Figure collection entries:
# # # # #
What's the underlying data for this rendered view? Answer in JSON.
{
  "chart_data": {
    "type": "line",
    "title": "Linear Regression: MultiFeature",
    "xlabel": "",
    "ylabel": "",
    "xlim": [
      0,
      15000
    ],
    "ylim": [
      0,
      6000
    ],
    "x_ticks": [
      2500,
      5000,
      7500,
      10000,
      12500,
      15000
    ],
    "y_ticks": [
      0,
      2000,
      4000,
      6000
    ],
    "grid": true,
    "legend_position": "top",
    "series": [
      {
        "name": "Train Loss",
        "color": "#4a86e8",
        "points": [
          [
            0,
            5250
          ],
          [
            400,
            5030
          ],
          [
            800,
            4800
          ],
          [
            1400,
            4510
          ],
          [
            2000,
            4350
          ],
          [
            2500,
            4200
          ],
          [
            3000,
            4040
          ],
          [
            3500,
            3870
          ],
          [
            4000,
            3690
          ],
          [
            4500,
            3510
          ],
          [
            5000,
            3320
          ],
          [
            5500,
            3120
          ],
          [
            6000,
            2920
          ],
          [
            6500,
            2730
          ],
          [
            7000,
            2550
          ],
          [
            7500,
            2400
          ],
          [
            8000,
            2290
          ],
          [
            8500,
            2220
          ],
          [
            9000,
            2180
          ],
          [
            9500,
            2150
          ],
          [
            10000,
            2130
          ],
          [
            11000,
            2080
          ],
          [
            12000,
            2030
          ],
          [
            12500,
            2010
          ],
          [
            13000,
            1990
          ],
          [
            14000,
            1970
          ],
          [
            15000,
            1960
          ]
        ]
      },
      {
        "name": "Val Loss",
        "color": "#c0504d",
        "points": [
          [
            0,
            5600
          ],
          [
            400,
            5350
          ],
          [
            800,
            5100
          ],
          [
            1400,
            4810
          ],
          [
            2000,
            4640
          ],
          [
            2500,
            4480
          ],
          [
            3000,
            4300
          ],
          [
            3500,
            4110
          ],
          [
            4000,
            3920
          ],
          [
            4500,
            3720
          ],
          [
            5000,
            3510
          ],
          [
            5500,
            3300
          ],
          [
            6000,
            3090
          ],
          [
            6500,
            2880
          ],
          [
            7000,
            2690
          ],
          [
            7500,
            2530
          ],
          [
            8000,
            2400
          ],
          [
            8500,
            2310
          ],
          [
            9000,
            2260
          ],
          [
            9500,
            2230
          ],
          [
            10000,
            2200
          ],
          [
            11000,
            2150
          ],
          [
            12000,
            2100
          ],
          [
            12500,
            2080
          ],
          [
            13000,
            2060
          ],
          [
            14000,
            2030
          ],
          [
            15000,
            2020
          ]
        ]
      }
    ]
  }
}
# # # # #
Extract the listing in its entirety and repeat it exactly.

What's the underlying data for this rendered view? Answer in JSON.
{
  "chart_data": {
    "type": "line",
    "title": "Linear Regression: MultiFeature",
    "xlabel": "",
    "ylabel": "",
    "xlim": [
      0,
      15000
    ],
    "ylim": [
      0,
      6000
    ],
    "x_ticks": [
      2500,
      5000,
      7500,
      10000,
      12500,
      15000
    ],
    "y_ticks": [
      0,
      2000,
      4000,
      6000
    ],
    "grid": true,
    "legend_position": "top",
    "series": [
      {
        "name": "Train Loss",
        "color": "#4a86e8",
        "points": [
          [
            0,
            5250
          ],
          [
            400,
            5030
          ],
          [
            800,
            4800
          ],
          [
            1400,
            4510
          ],
          [
            2000,
            4350
          ],
          [
            2500,
            4200
          ],
          [
            3000,
            4040
          ],
          [
            3500,
            3870
          ],
          [
            4000,
            3690
          ],
          [
            4500,
            3510
          ],
          [
            5000,
            3320
          ],
          [
            5500,
            3120
          ],
          [
            6000,
            2920
          ],
          [
            6500,
            2730
          ],
          [
            7000,
            2550
          ],
          [
            7500,
            2400
          ],
          [
            8000,
            2290
          ],
          [
            8500,
            2220
          ],
          [
            9000,
            2180
          ],
          [
            9500,
            2150
          ],
          [
            10000,
            2130
          ],
          [
            11000,
            2080
          ],
          [
            12000,
            2030
          ],
          [
            12500,
            2010
          ],
          [
            13000,
            1990
          ],
          [
            14000,
            1970
          ],
          [
            15000,
            1960
          ]
        ]
      },
      {
        "name": "Val Loss",
        "color": "#c0504d",
        "points": [
          [
            0,
            5600
          ],
          [
            400,
            5350
          ],
          [
            800,
            5100
          ],
          [
            1400,
            4810
          ],
          [
            2000,
            4640
          ],
          [
            2500,
            4480
          ],
          [
            3000,
            4300
          ],
          [
            3500,
            4110
          ],
          [
            4000,
            3920
          ],
          [
            4500,
            3720
          ],
          [
            5000,
            3510
          ],
          [
            5500,
            3300
          ],
          [
            6000,
            3090
          ],
          [
            6500,
            2880
          ],
          [
            7000,
            2690
          ],
          [
            7500,
            2530
          ],
          [
            8000,
            2400
          ],
          [
            8500,
            2310
          ],
          [
            9000,
            2260
          ],
          [
            9500,
            2230
          ],
          [
            10000,
            2200
          ],
          [
            11000,
            2150
          ],
          [
            12000,
            2100
          ],
          [
            12500,
            2080
          ],
          [
            13000,
            2060
          ],
          [
            14000,
            2030
          ],
          [
            15000,
            2020
          ]
        ]
      }
    ]
  }
}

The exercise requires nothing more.